##### TEKS BACAAN

08 November 2008

    Agama itu damai

    ISLAM SINKRETISME” BUKAN BENTURAN ANTAR PERADABAN

    Sejarah peradaban Islam, diartikan sebagai perkembangan atau kemajuan peradaban Islam dalam perspektif sejarahnya.

    Berawal dari tersentuhnya masyarakat jahiliyah, yang berada dikawasan Timur Tengah Jazirah Arab. Maka karena semua peradaban yang lebih dulu eksis dikawasan belahan lain misalnya, peradaban Romawi, peradaban Persia, peradaban Bizantium. Akan tetapi bagi seorang Nabi Muhammad, justru peradaban masyarakat jahiliyah tersebut disentuh oleh Nabi, dengan sentuhan halus proses akhlaqisasi (Islam) hingga memunculkan istilah peradaban Islam yang dalam bukunya (Benturan antar Peradaban) Samuel P. Huntington. Bahwa peradaban Islam termasuk salah satu dari dua belas (12) peradaban Mayor yang masih eksis, tujuh peradaban tidak lagi eksis (peradaban-peradaban Mesopotamia, Kreta, Klasik, Bizantium, Amerika Tengah, dan Andea) dan lima (5) peradaban masih eksis (peradaban-peradaban Tionghoa, Jepang, India, Islam, dan peradaban Barat).

    Masa proses perkembangan peradaban Islam di Jazirah Arab zaman jahiliyah, dengan perjalanan serta penyebaran yang sampai meluas ke berbagai benua, diawali Asia terus menyeberang melalui laut Merah menuju benua hitam (Afrika), terus melangkah maju melewati selat Jabal Thoriq (Gibraltar), melalui Spanyol menuju benua Eropa. Untuk membangun nilai-nilai peradaban Islam.

    Perkembangan peradaban Islam diberbagai tempat didunia. Peradaban Islam Timur tengah, peradaban Islam Asia, dan peradaban Islam Spanyol (Cordoba). Perkembangan dan kemajuan serta pertumbuhan peradaban Islam yang didasari oleh, olah maupun pola berfikir (intelektual) sedikit lebih maju dari masyarakat Islam. Sehingga dapat mempengaruhi cara berfikir (pencerahan) terhadap peradaban (negara) lain.

##########
##### BARIS HASIL EKSTRAKSI

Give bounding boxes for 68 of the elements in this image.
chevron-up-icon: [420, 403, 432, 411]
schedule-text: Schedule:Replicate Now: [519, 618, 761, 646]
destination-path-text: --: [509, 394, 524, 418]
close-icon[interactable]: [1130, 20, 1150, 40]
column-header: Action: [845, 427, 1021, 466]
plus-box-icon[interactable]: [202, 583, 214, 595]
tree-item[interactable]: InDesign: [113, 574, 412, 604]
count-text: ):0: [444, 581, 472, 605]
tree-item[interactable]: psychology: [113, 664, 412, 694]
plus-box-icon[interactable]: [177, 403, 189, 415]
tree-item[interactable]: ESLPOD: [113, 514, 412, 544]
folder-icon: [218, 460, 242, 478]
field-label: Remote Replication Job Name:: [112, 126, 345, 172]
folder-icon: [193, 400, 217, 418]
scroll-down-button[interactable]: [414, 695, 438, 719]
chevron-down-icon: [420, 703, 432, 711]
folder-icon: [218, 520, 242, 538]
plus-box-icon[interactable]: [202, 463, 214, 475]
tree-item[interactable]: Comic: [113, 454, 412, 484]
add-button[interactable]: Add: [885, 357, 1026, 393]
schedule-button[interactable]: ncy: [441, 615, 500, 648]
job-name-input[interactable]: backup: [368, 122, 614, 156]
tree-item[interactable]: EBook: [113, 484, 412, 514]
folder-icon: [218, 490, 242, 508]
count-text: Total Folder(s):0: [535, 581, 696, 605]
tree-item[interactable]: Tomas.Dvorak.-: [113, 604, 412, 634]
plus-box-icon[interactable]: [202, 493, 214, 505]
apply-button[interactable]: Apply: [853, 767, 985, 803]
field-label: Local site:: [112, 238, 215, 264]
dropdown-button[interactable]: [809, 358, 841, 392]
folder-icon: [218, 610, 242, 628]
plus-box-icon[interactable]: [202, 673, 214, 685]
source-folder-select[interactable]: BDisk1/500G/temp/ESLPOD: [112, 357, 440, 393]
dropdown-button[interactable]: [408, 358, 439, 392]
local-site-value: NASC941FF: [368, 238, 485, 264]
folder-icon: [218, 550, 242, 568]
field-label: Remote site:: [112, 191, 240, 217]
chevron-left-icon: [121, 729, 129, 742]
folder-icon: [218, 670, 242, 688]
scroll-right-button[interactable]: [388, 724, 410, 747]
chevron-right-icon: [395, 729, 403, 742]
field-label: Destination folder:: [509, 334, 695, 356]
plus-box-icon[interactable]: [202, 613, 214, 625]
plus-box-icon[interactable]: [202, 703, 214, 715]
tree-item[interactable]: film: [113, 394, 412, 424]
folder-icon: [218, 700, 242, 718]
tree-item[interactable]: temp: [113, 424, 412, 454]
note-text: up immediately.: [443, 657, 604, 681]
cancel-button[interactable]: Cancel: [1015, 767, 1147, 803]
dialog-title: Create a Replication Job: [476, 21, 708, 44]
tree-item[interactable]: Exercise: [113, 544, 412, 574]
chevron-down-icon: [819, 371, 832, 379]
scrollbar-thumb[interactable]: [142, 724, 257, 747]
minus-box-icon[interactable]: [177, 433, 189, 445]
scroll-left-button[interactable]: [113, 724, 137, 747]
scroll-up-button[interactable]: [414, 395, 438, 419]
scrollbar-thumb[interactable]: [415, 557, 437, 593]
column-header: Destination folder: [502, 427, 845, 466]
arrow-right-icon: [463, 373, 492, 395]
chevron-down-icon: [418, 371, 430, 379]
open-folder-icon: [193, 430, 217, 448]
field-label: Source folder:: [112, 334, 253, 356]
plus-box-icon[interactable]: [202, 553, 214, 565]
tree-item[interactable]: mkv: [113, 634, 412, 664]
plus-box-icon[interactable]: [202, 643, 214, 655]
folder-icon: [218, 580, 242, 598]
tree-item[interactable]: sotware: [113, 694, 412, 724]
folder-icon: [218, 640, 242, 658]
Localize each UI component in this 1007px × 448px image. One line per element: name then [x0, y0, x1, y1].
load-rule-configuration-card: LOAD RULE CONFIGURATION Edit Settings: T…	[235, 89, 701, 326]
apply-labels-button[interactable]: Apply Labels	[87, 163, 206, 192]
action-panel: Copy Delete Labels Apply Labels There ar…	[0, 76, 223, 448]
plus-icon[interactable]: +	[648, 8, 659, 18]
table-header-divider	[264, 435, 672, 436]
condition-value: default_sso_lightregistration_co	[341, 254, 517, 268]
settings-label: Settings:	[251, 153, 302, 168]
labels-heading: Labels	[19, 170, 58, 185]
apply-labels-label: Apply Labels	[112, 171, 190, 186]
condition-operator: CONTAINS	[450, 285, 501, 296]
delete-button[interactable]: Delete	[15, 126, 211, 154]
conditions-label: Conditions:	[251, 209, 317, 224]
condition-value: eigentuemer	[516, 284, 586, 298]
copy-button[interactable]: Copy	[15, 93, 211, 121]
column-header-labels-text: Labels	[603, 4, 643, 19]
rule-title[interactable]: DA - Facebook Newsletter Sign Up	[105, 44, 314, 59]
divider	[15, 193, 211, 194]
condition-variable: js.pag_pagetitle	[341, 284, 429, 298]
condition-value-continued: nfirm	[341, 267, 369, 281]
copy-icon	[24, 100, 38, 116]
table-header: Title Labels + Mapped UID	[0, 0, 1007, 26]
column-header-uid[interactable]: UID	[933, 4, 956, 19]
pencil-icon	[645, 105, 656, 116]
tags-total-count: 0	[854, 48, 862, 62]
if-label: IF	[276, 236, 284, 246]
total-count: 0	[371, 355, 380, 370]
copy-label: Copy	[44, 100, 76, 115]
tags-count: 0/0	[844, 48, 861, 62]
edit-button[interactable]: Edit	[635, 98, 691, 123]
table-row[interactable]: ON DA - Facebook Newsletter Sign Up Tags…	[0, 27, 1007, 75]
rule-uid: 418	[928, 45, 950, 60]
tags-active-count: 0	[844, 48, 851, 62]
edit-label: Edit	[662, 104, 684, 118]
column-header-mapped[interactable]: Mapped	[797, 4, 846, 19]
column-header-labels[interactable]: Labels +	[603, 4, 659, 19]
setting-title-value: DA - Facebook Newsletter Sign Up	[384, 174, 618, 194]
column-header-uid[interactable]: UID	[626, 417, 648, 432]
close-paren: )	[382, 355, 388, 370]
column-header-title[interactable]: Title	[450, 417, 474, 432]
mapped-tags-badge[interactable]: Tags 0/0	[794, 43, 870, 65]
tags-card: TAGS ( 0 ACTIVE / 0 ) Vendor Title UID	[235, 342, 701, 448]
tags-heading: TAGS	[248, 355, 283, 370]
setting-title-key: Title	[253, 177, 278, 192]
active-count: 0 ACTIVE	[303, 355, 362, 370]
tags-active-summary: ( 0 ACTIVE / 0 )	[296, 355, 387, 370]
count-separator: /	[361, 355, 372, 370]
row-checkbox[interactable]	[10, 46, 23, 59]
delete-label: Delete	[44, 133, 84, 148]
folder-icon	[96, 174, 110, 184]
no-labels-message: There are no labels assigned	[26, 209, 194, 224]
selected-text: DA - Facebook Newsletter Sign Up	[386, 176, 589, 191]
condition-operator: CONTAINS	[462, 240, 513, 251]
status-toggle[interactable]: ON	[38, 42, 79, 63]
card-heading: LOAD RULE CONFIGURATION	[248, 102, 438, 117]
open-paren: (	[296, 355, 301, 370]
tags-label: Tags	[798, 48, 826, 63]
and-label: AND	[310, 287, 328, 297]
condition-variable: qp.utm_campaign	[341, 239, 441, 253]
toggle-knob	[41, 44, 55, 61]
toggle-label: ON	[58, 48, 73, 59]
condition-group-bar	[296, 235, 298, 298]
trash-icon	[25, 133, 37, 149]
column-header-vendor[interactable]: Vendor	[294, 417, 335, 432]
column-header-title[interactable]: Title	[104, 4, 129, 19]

##########

TUGAS A -> Tentukan apakah setiap pernyataan berikut sesuai dengan teks tentang peradaban Islam, lalu kutip kata-kata teks yang menjadi dasarnya: (i) penyebaran peradaban Islam melewati selat Jabal Thoriq; (ii) peradaban Jepang disebut sudah tidak eksis lagi; (iii) sejarah peradaban Islam diartikan sebagai perkembangan atau kemajuan peradaban Islam dalam perspektif sejarahnya.
TUGAS B -> Teruskan teks tentang peradaban Islam mulai dari kalimat terakhirnya.
Baris-baris di atas tidak dibutuhkan.

JAWABAN A ->
(i) Ya: "terus melangkah maju melewati selat Jabal Thoriq (Gibraltar)".
(ii) Tidak: "lima (5) peradaban masih eksis (peradaban-peradaban Tionghoa, Jepang, India, Islam, dan peradaban Barat)".
(iii) Ya: "Sejarah peradaban Islam, diartikan sebagai perkembangan atau kemajuan peradaban Islam dalam perspektif sejarahnya."

JAWABAN B ->
    Demi pengembangan disiplin keilmuan untuk pembangunan pengetahuan adalah kekuatan ditengah arus globalisasi peradaban dan universalisasi nilai-nilai, adalah suatu keharusan bila sejarawan menyumbangkan ilmunya kepada bangsanya dalam usaha mengenal diri sendiri agar supaya rekayasa masa depan tetap berpijak pada jati diri bangsa. Dalam kaitan inilah sejarah peradaban mempunyai peranan yang penting, karena hanya dengan melihat ke masa lalu, kita akan dapat membangun masa depan yang lebih baik. Selebihnya, sejarah juga menawarkan cara pandang yang kritis mengenai masa lalu, sehingga tidak akan terjebak pada archaisme dan anakronisme, sekalipun kita berpijak pada jati diri yang terbentuk di masa lampau sejarah kita.

    Peradaban, sebuah peran kehidupan manusia yang lebih menekankan pada aspek ekspresi akhlaqisasi yang telah teratur serta terstruktur, punya model, maupun berwujud nyata melalui kecerdasan nalar dengan sifat religinya.

    Peran (role) merupakan aspek dinamis kedudukan (status). Apabila seorang melaksanakan hak dan kewajibannya sesuai dengan kedudukannya maka dia menjalankan suatu peran.

    Peran yang melekat pada diri seseorang harus dibedakan dengan posisi dalam pergaulan kemasyarakatan. Posisi seseorang dalam masyarakat (yaitu social position) merupakan unsur statis yang menunjukkan tempat individu pada organisasi masyarakat. Peran lebih banyak menunjuk pada fungsi, penyesuaian diri dan sebagai suatu proses. Jadi, seseorang menduduki suatu posisi dalam masyarakat serta menjalankan suatu peran.

    Karena gerak perkembangan masyarakat banyak dipengaruhi oleh peran-peran dari sebuah sistem kedudukan dengan fungsi dan penyesuaian diri, dari suatu proses sejarah.

    Memotret Peradaban “Sinkretisme” Islam Pribumi

    Giri Kedaton, sebuah pemerintahan kerajaan. Giri kedaton punya banyak peran dalam membangun dan mengembangkan fungsi peradaban Islam Indonesia. Yakni sebuah peradaban saling mengerti dan memahami sebagai kekuatan utamanya.

    Peradaban Giri Kedaton merupakan bagian dari sejarah proses Islamisasi (baca :akhlaqisasi) bangsa Indonesia. Tidak akan mungkin bila kita berdakwah tanpa mengenal peran pengembangan akhlaqisasi yang dilakukan Giri Kedaton yang sampai ke pulau halmahera, hitu, dan kepulauan Maluku. Karena sejatinya peradaban adalah saling berafiliasinya peradaban yang lama dengan peradaban yang baru dengan semangat sinkretisme (campur, damai). Bukannya peradaban baru dengan watak saling menundukkan dan mengeliminasi atau menyingkirkan antar peradaban secara signifikan dan dramatis.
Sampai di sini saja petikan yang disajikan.